* [TASKS FOR THIS EXERCISE]:
1. Write out the Pacific Codex album page from "- Cover design" to "Tonefloat, Headphone Dust.", substituting "minimalist" for "drone".
2. According to the Pacific Codex album page, whose metal sculptures were recorded to make all the sounds on the album?

* [SUPPLIED PASSAGE]:
----------
- Cover design by Carl Glover

Studio album by Bass Communion
- Released: February 2008
- Recorded: 9 January 2006
- Genre: Ambient, drone
- Length: 40:18
- Label: Equation, Tonefloat, Headphone Dust.
- Producer: Steven Wilson

Bass Communion chronology
| Loss (2006) | Pacific Codex (2008) | Molotov and Haze (2008) |

Inner Sleeve
- Inner Sleeve Cover by Carl Glover

= Pacific Codex =

Pacific Codex is the name of the seventh studio album released by British musician, songwriter and producer Steven Wilson under the pseudonym Bass Communion.

The album consists of two discs containing the title track mixed in stereo in a CD and the 5.1 Surround Sound mix in a DVD-A. The song can be split into two sections as displayed in the cover of the Equation Records edition. All sounds were generated from recordings of Steve Hubback's metal sculptures, played by Steven Wilson and Theo Travis. The record is packaged in a card gatefold-style jacket in a slipcase, along with a book containing images of the sea by Carl Glover. Each copy also contains a hand-numbered card insert.
----------
* [DATASET ROWS]:

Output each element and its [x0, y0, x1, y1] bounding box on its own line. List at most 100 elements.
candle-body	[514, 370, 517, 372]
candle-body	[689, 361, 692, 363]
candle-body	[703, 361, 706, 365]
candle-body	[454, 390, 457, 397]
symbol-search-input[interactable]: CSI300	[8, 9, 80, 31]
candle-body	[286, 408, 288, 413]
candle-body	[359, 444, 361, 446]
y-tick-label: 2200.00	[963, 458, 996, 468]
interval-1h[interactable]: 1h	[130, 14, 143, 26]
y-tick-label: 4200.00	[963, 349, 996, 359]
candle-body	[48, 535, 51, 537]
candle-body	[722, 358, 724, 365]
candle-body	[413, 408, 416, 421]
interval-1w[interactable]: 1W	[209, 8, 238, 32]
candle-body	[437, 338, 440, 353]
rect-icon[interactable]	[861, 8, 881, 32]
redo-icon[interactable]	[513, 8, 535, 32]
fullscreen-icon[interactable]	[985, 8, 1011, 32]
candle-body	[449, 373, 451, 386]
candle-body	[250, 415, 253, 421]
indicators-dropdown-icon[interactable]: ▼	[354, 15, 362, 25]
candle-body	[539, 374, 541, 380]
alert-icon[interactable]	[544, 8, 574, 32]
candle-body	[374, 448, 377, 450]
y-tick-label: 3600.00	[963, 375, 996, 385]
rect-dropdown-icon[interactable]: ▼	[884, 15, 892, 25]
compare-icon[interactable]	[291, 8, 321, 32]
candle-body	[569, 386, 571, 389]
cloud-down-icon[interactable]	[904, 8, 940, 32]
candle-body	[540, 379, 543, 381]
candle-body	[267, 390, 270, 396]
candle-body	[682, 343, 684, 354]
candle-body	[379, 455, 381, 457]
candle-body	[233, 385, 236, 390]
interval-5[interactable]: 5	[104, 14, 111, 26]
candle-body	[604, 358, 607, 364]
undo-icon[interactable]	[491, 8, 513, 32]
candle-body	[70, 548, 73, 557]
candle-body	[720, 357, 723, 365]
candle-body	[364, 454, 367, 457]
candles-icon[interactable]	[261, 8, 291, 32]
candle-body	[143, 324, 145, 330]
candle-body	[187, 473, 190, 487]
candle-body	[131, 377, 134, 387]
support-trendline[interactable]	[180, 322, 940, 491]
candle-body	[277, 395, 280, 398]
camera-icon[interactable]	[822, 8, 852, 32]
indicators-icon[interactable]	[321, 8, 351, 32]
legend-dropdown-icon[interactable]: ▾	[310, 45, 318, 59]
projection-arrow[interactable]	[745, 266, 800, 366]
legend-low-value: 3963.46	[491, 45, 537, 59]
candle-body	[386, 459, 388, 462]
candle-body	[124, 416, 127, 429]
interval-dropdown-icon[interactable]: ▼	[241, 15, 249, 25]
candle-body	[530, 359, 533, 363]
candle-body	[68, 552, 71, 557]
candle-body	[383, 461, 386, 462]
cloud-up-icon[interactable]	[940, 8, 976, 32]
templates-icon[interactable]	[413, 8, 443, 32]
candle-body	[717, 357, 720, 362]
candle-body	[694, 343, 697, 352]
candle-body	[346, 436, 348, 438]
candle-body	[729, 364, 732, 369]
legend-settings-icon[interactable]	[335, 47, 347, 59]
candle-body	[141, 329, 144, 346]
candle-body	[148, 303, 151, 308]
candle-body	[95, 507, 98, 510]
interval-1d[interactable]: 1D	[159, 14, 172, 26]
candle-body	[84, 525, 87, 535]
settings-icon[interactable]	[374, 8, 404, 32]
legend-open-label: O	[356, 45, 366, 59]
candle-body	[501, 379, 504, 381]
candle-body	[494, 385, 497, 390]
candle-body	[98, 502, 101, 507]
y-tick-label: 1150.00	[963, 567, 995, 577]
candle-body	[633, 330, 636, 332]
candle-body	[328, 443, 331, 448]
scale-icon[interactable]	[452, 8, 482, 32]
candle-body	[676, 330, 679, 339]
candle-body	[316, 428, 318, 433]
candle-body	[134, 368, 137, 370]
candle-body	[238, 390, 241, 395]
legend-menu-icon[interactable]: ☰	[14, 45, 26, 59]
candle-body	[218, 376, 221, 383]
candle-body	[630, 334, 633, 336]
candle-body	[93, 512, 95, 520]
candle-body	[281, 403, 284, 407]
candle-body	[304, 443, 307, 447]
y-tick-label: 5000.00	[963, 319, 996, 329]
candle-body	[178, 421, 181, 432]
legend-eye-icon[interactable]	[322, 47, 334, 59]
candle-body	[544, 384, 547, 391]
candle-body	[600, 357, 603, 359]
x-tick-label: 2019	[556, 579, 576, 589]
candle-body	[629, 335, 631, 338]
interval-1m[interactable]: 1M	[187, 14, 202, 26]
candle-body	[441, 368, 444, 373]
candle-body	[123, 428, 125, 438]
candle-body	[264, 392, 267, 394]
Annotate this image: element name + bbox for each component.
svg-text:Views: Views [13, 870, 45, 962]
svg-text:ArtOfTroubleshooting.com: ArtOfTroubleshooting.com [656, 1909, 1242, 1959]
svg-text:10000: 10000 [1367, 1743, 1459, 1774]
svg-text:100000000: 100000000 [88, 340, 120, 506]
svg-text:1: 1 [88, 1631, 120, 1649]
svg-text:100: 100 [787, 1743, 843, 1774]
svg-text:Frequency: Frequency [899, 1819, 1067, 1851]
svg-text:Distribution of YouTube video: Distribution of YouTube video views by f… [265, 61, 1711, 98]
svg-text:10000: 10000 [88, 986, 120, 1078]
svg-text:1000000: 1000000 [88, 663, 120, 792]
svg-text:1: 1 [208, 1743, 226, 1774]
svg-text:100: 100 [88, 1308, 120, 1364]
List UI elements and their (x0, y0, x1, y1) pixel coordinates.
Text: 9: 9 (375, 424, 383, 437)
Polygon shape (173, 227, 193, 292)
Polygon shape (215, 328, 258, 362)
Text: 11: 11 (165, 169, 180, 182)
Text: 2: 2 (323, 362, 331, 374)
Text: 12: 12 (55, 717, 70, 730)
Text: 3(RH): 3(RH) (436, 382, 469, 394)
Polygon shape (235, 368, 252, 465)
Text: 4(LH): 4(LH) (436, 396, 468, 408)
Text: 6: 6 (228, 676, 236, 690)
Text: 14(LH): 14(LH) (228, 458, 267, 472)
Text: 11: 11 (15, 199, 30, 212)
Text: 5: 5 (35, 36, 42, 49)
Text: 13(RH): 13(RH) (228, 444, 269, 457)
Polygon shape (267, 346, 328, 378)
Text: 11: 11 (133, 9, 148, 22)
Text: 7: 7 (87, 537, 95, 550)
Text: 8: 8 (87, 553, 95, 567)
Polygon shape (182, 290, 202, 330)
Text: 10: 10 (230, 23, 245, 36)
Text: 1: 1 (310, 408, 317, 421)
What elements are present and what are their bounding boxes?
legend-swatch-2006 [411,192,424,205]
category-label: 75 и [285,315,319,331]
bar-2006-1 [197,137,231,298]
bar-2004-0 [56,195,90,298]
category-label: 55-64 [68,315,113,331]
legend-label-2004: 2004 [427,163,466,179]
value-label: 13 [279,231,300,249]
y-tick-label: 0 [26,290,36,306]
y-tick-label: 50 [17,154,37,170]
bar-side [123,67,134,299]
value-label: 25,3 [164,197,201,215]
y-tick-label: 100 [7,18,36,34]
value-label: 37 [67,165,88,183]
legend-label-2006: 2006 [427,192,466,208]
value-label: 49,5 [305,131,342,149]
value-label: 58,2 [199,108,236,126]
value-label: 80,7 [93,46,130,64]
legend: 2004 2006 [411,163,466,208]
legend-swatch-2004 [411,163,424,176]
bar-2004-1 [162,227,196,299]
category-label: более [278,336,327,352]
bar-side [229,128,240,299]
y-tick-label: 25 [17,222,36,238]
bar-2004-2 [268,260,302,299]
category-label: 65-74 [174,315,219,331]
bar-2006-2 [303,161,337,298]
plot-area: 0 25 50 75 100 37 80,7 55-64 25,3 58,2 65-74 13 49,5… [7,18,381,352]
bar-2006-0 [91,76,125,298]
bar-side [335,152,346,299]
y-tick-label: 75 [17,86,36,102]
----------
* [OUTPUTS]:
1.
- Cover design by Carl Glover

Studio album by Bass Communion
- Released: February 2008
- Recorded: 9 January 2006
- Genre: Ambient, minimalist
- Length: 40:18
- Label: Equation, Tonefloat, Headphone Dust.

2. Steve Hubback's.